** GOAL OF THE EXERCISE **
How many lines of these entries hold the string "Huang"? Reply with the number alone.

** EXERCISE MATERIALS **
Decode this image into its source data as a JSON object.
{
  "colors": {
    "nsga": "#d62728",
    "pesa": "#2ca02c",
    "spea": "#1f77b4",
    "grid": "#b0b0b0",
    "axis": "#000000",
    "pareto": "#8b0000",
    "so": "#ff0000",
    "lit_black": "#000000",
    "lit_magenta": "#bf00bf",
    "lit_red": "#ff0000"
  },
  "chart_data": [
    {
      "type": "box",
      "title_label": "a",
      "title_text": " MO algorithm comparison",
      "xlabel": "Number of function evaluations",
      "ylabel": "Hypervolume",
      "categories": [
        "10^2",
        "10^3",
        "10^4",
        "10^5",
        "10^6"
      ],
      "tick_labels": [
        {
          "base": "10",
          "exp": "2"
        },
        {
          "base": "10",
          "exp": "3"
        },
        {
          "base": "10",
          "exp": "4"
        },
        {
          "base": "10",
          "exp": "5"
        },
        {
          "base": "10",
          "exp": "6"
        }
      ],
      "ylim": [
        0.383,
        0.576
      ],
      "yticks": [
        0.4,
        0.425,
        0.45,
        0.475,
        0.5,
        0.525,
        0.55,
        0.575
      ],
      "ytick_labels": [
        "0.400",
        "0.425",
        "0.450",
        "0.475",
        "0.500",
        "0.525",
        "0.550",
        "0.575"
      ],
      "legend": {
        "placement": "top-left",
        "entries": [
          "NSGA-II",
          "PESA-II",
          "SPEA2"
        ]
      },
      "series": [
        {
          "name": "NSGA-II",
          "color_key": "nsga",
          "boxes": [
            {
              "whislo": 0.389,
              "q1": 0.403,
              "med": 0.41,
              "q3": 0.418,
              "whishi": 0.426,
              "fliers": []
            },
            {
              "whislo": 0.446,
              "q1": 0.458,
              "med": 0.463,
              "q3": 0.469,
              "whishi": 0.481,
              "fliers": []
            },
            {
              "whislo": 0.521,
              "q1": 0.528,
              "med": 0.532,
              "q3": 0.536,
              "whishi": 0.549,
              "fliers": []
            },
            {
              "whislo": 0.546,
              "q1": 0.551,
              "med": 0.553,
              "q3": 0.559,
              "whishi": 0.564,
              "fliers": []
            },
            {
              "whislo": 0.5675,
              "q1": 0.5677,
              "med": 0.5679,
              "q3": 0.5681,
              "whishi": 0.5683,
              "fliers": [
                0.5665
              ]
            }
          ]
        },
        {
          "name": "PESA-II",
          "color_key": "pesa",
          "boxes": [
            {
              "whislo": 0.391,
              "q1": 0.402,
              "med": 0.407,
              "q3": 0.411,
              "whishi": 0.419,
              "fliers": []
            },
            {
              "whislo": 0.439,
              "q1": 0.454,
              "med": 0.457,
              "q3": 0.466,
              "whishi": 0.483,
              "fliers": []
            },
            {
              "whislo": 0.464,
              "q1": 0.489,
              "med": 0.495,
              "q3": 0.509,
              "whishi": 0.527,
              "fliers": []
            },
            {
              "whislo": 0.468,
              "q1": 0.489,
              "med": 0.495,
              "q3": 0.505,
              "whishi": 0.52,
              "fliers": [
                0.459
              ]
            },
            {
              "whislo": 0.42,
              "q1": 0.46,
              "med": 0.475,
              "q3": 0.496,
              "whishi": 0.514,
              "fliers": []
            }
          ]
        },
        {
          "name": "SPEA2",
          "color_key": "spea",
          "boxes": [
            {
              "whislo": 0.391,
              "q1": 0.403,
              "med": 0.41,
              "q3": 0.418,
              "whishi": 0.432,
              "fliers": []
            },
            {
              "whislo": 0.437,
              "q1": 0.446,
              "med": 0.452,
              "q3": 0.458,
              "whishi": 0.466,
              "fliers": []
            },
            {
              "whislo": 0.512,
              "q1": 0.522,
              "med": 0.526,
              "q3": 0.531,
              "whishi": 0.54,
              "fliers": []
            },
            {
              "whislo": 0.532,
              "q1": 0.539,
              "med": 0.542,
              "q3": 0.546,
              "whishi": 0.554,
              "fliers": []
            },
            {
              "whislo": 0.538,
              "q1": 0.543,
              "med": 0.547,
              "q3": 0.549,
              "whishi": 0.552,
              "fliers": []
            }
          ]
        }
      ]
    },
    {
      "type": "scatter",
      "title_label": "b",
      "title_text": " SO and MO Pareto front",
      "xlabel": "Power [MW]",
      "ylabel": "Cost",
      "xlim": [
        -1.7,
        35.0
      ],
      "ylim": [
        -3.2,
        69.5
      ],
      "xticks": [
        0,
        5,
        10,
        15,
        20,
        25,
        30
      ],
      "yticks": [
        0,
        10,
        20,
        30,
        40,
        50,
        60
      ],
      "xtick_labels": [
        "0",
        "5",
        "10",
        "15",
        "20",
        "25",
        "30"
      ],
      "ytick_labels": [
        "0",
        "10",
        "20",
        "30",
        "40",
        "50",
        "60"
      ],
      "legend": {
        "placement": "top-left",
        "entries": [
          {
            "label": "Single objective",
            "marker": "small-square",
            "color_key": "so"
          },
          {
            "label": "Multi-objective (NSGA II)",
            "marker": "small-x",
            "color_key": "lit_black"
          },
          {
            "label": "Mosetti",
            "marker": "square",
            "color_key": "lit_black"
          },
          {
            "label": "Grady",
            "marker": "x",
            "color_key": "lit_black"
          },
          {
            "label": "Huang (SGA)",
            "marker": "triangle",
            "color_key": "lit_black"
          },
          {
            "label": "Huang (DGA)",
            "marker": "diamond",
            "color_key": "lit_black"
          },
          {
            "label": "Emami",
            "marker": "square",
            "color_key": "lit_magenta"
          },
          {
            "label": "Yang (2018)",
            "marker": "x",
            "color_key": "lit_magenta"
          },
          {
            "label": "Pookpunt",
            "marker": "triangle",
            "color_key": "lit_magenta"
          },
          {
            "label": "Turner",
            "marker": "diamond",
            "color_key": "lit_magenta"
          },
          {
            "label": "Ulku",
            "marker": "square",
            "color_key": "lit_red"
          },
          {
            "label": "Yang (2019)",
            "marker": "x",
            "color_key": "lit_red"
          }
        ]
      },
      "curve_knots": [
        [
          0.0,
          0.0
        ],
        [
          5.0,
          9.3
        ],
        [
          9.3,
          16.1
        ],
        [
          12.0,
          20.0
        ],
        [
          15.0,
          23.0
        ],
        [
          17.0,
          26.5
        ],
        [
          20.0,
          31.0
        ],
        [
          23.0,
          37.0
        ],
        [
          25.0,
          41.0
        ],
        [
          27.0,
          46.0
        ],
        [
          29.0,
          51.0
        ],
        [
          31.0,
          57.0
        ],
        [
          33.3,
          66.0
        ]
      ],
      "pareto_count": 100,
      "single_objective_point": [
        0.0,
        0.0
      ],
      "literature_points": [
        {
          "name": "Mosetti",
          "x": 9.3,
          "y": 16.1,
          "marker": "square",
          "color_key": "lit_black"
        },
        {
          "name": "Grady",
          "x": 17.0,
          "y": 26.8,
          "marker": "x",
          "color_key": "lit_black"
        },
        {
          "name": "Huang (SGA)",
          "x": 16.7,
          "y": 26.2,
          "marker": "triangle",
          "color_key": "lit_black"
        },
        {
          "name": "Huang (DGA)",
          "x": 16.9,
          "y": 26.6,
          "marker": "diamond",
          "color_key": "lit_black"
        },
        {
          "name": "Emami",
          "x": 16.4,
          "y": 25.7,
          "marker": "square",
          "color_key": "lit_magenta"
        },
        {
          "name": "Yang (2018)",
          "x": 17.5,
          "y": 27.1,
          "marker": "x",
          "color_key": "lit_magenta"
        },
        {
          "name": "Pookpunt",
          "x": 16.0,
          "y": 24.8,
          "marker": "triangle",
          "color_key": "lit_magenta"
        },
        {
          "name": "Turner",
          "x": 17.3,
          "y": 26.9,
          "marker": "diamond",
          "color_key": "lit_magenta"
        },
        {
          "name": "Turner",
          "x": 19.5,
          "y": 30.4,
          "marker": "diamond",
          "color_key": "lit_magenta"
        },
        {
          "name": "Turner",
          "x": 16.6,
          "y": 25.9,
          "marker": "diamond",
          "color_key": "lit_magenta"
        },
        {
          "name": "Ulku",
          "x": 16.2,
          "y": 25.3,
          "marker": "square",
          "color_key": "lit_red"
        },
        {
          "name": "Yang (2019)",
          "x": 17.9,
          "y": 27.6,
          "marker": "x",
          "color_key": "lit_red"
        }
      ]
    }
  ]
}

** SOLVED PROBLEM **
4